▶ **任务要求**: 逐字抄录关于肝门部胆管癌的文段中自“根据肝功能情况和手术规划的要”起至“根据肝门部胆管癌的三维可视化分型和3D打印,选择合理手术方案。”止的内容,首尾两处均包括在内。

▶ **阅读文段**:
对肝门部胆管癌病人进行肝切除术前、术中进行ICG分子荧光侦测。

根据肝功能情况和手术规划的要求,选择术前给药的时间,也可以术中选择“正染法”、“反染法”或经超声引导门静脉穿刺“段染法”。

 

10  三维可视化指导肝门部胆管癌精准手术治疗

根据三维可视化临床分型、分级结果,确定肝门部胆管癌病人的具体分型类型,结合病人的具体情况和P点、U点的精准定位,依据美国肝胆胰协会《肝门部胆管癌专家共识(2015版)》[18]、《亚太共识小组肝门部胆管癌内镜和介入治疗推荐意见(2013版)》[19]、《肝门部胆管癌诊断和治疗指南(2013版)》[20]和《肝门部胆管癌》[21]等拟定的各型基本手术方案,再结合术中病理学检查结果、术者经验选择相应的手术方式[22-23]。

     建议:

根据肝门部胆管癌的三维可视化分型和3D打印,选择合理手术方案。

11  肝门部胆管癌三维可视化指导下脉管变异手术规划

11.1  三维可视化指导下门静脉变异(图1)的手术规划     正常型门静脉情况下,胆管分离极限点[24](U点:

指门静脉左支水平部与矢状部的转角处;P点:

在门静脉右前支、右后支分叉部)是指肝切除术中胆管能从并行的门静脉及肝动脉中剥离出来的极限部位,在这个极限点上游的胆管不能单独分离和切断。

▶ **待查数据**:
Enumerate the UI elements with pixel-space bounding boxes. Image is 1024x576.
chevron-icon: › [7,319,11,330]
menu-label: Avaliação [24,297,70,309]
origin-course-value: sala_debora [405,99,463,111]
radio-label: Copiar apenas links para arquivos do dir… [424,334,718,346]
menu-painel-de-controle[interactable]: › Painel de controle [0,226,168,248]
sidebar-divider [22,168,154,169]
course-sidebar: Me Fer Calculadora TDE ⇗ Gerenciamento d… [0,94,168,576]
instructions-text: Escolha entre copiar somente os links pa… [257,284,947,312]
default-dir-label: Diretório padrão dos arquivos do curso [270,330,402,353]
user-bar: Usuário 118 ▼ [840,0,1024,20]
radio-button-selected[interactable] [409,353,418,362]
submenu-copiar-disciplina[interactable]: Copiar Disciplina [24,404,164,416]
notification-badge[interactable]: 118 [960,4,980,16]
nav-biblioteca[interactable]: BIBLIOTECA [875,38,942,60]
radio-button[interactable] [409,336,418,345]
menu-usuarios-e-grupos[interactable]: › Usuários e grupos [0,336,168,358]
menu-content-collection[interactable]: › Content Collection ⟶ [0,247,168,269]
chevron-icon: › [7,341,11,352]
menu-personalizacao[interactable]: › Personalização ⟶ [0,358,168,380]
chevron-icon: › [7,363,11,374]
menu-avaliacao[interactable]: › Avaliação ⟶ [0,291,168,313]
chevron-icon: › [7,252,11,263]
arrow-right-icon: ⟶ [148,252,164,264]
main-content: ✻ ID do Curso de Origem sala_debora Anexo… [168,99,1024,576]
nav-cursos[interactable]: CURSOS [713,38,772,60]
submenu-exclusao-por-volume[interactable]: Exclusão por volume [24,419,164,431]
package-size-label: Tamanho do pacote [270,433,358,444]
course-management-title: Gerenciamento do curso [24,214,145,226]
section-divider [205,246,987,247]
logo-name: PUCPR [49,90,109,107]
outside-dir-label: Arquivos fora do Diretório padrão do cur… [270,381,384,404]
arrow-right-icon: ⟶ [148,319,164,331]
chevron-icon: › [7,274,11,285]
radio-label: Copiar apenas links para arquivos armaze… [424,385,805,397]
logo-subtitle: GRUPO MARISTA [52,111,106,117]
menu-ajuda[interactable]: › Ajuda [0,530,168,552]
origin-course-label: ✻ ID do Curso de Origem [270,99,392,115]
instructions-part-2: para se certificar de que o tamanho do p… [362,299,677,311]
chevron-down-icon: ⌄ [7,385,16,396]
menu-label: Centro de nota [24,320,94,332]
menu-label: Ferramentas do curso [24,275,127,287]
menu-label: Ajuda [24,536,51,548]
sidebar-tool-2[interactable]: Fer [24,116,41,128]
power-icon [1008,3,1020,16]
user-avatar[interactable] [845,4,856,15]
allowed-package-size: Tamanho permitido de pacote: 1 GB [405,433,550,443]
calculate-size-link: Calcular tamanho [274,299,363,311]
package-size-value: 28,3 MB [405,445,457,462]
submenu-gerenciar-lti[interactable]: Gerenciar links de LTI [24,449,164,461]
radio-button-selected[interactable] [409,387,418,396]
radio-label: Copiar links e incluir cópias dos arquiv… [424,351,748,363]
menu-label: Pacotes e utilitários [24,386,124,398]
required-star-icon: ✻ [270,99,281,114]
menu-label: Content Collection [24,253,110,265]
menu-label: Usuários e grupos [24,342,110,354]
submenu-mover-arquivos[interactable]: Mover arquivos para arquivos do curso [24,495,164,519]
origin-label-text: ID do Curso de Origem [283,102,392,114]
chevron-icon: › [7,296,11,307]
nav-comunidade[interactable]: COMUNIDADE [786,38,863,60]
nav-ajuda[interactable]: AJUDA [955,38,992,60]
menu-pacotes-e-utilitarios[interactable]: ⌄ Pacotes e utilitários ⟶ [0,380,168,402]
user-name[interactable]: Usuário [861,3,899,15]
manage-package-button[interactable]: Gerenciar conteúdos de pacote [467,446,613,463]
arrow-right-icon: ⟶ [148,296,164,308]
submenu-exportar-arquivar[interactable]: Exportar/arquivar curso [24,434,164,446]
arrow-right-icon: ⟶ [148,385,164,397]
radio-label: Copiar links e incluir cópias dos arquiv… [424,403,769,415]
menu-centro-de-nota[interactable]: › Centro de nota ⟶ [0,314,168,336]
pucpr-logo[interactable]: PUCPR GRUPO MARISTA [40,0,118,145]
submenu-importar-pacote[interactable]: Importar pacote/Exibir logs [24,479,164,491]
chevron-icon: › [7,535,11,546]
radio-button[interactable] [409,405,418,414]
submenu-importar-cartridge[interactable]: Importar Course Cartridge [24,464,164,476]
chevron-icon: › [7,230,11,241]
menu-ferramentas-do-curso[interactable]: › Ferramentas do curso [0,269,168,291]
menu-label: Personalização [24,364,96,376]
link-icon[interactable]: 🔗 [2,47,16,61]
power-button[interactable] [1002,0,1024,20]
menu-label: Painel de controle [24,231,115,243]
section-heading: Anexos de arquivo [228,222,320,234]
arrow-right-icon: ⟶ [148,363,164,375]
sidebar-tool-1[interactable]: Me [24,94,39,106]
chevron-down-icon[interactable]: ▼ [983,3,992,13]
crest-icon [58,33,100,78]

▶ **作答内容**:
根据肝功能情况和手术规划的要求,选择术前给药的时间,也可以术中选择“正染法”、“反染法”或经超声引导门静脉穿刺“段染法”。

 

10  三维可视化指导肝门部胆管癌精准手术治疗

根据三维可视化临床分型、分级结果,确定肝门部胆管癌病人的具体分型类型,结合病人的具体情况和P点、U点的精准定位,依据美国肝胆胰协会《肝门部胆管癌专家共识(2015版)》[18]、《亚太共识小组肝门部胆管癌内镜和介入治疗推荐意见(2013版)》[19]、《肝门部胆管癌诊断和治疗指南(2013版)》[20]和《肝门部胆管癌》[21]等拟定的各型基本手术方案,再结合术中病理学检查结果、术者经验选择相应的手术方式[22-23]。

     建议:

根据肝门部胆管癌的三维可视化分型和3D打印,选择合理手术方案。